### Requirements
Using the listing below, extract each line that has the word "given" in it.

### The input
◇ ◇ ◇
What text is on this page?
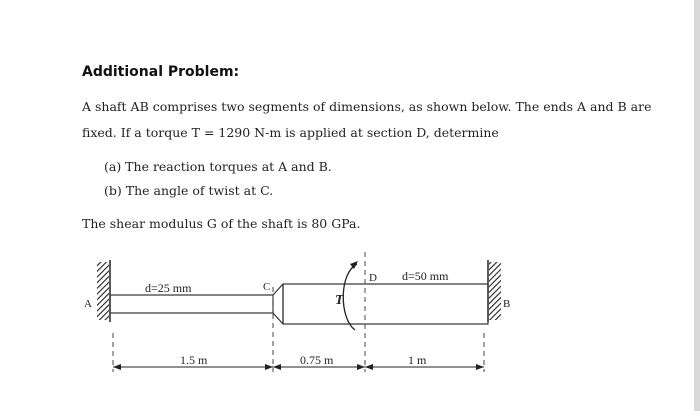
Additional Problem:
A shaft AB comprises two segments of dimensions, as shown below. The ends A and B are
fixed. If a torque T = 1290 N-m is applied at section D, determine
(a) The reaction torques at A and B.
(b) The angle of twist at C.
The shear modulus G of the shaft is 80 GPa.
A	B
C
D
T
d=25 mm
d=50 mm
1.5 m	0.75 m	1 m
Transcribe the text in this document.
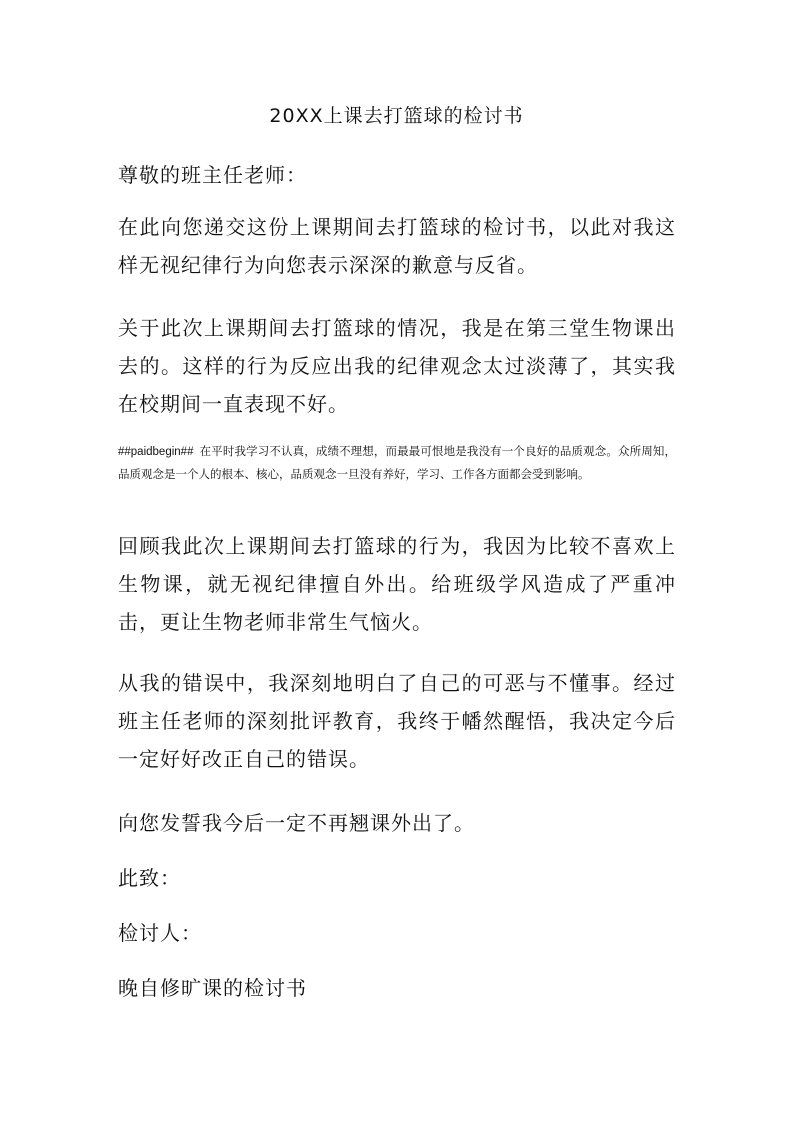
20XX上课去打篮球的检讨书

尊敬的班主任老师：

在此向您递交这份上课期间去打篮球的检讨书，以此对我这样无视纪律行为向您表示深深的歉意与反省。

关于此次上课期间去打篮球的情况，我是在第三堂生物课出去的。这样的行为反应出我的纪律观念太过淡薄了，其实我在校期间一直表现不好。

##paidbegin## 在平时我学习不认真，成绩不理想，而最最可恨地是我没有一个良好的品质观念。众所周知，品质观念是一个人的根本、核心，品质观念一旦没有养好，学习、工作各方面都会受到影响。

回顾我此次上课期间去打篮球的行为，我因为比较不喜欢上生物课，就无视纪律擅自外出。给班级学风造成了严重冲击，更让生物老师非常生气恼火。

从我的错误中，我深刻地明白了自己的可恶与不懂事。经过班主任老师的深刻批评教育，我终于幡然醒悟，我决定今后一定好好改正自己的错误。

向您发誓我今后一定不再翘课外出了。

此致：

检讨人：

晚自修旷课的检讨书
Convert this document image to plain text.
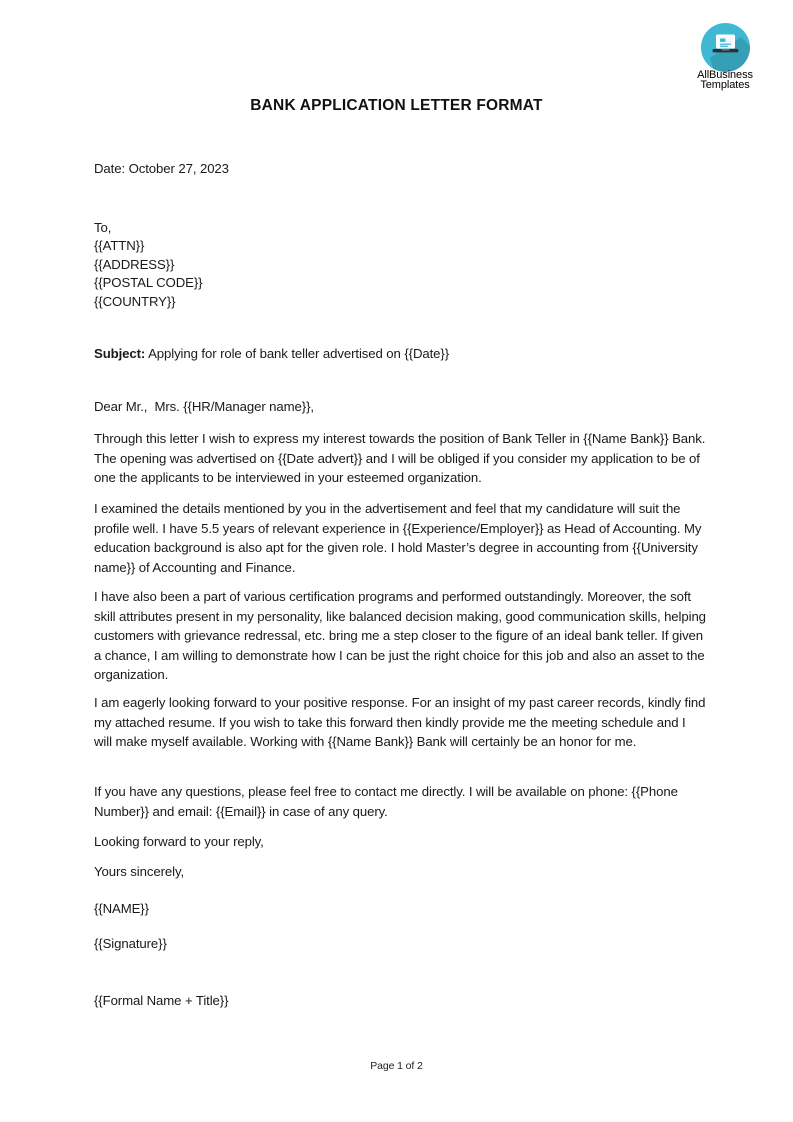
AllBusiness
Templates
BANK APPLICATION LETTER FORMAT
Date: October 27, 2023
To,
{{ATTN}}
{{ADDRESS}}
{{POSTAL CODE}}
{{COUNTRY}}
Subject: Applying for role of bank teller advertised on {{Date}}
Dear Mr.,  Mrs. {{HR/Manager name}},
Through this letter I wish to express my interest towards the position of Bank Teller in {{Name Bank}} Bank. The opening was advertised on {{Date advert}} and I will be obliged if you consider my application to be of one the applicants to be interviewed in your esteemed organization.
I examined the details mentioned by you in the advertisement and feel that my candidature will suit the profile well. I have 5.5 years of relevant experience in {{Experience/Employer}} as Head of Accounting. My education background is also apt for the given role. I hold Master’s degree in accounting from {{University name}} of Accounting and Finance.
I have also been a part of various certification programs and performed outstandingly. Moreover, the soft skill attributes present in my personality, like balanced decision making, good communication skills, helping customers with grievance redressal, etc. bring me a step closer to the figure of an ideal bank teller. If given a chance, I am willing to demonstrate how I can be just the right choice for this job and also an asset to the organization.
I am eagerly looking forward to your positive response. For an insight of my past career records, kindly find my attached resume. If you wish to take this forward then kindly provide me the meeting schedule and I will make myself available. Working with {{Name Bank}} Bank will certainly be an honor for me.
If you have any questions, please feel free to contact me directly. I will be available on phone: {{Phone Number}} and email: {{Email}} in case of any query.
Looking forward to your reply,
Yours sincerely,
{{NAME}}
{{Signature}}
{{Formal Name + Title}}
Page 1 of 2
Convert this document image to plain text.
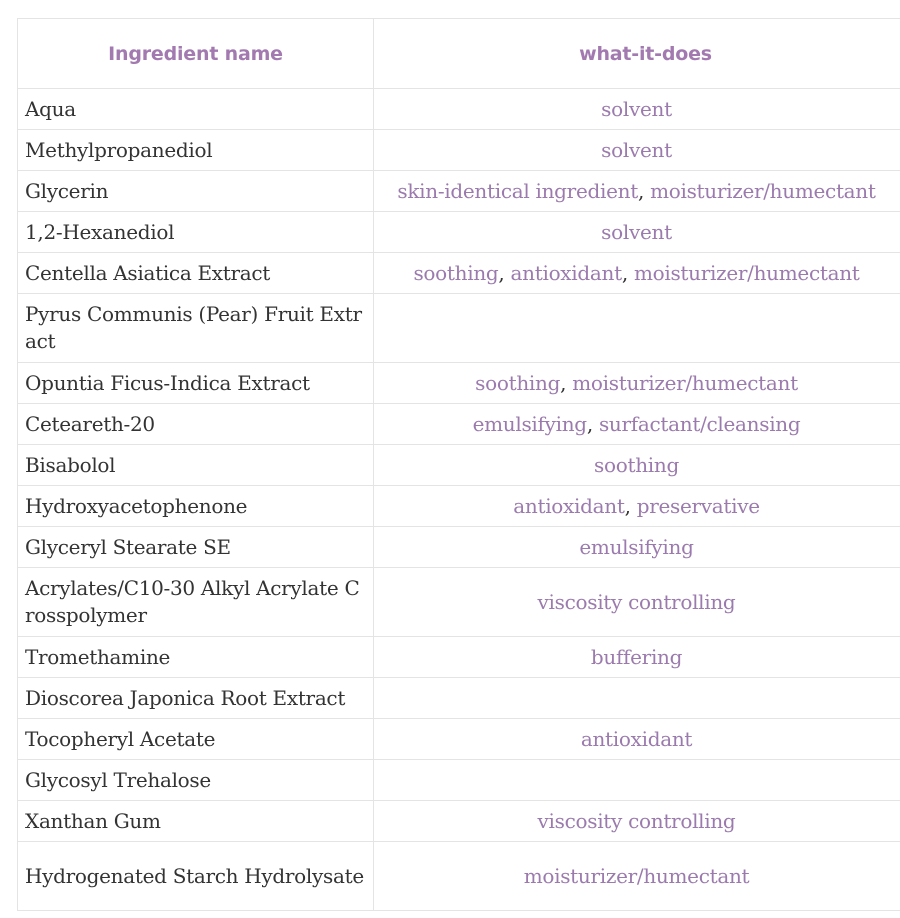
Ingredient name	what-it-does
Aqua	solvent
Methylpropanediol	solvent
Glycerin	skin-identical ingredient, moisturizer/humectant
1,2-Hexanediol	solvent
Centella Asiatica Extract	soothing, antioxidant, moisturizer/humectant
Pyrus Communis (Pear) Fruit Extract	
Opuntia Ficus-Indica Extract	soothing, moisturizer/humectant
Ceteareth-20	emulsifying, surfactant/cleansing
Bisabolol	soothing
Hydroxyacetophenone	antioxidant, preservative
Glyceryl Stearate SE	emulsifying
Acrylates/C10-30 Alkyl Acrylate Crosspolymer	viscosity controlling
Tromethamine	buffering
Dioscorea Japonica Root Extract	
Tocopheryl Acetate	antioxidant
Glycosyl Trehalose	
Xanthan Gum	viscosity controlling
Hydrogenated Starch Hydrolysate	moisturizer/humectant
◇ ◇ ◇
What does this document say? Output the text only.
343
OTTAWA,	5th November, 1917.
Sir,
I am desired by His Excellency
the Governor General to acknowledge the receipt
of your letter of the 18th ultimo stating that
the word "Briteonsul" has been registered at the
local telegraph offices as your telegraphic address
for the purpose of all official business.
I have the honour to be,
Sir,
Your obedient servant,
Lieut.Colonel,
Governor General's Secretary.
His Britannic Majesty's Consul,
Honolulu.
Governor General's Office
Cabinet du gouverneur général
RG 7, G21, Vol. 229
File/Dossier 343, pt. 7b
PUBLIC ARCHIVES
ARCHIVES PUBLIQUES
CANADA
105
◇ ◇ ◇
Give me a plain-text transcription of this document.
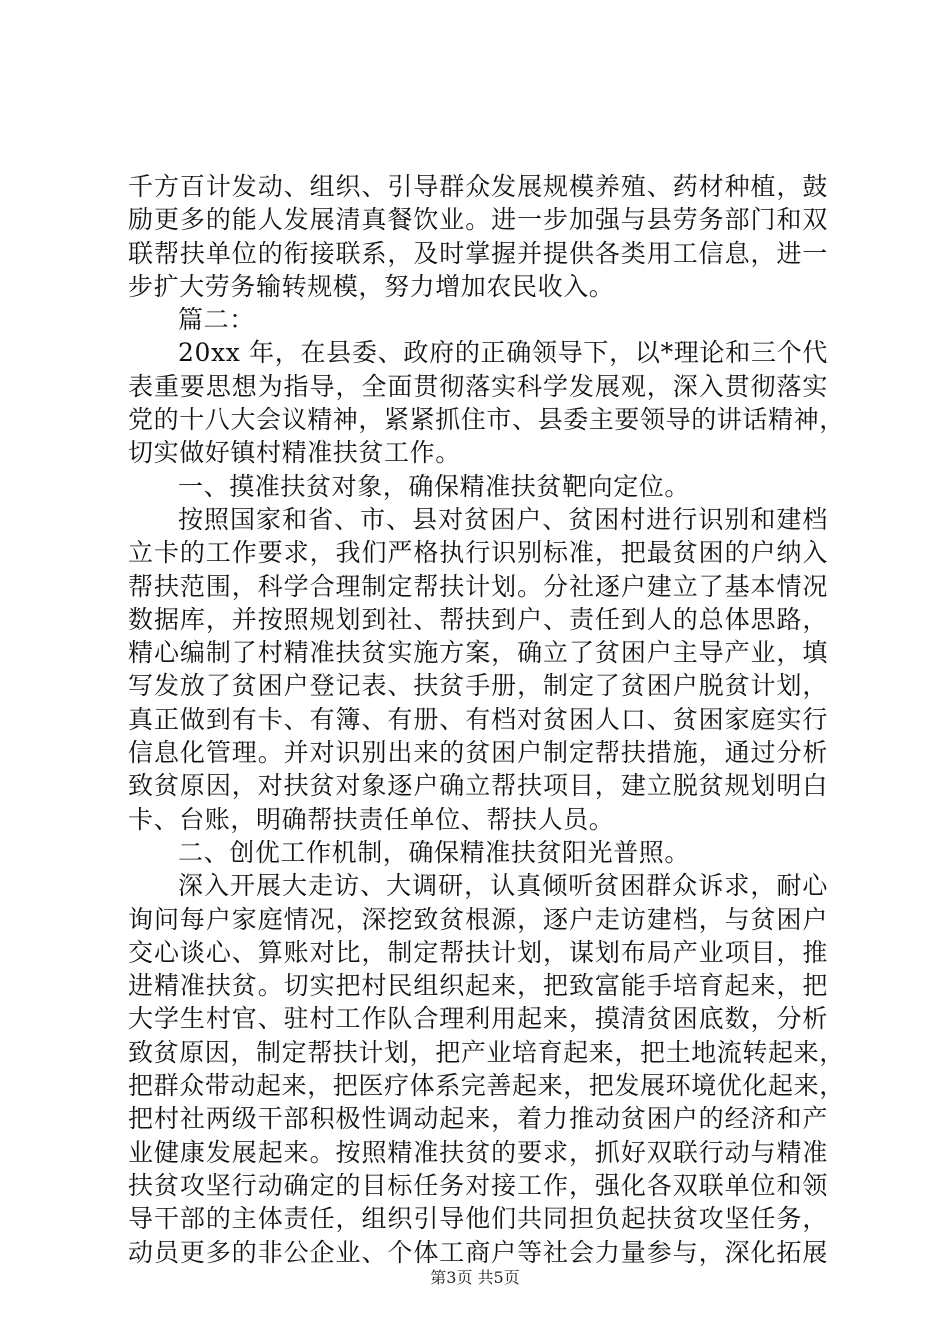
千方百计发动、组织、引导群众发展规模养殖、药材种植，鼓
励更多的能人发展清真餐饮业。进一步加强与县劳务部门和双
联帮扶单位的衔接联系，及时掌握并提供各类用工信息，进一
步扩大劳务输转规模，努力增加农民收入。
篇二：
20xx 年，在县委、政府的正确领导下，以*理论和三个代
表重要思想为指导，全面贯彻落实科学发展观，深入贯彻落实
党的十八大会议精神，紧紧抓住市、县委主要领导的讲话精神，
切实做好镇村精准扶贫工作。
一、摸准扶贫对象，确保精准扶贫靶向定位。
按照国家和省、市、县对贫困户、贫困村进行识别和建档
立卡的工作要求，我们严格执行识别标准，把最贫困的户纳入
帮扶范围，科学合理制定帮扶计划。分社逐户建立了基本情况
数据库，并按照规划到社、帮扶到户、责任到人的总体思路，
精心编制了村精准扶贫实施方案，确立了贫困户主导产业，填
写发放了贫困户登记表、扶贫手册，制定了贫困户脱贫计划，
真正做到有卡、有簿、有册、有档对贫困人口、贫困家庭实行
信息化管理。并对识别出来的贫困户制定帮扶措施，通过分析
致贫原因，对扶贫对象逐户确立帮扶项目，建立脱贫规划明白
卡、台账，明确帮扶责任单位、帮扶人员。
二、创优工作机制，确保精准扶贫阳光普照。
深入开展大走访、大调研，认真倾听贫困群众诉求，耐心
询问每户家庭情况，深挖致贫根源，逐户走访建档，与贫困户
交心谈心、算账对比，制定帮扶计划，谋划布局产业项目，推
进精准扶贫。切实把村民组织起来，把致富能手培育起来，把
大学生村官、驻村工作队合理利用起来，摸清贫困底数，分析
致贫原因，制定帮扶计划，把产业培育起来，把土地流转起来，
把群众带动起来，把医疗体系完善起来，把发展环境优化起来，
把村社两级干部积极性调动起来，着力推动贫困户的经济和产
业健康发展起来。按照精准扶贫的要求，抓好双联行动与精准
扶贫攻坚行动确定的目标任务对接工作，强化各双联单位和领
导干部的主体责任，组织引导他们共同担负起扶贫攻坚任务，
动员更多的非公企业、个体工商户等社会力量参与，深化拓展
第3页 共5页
◇ ◇ ◇
### Answer to this exercise
I examined the details mentioned by you in the advertisement and feel that my candidature will suit the profile well. I have 5.5 years of relevant experience in {{Experience/Employer}} as Head of Accounting. My education background is also apt for the given role. I hold Master’s degree in accounting from {{University name}} of Accounting and Finance.
I have also been a part of various certification programs and performed outstandingly. Moreover, the soft skill attributes present in my personality, like balanced decision making, good communication skills, helping customers with grievance redressal, etc. bring me a step closer to the figure of an ideal bank teller. If given a chance, I am willing to demonstrate how I can be just the right choice for this job and also an asset to the organization.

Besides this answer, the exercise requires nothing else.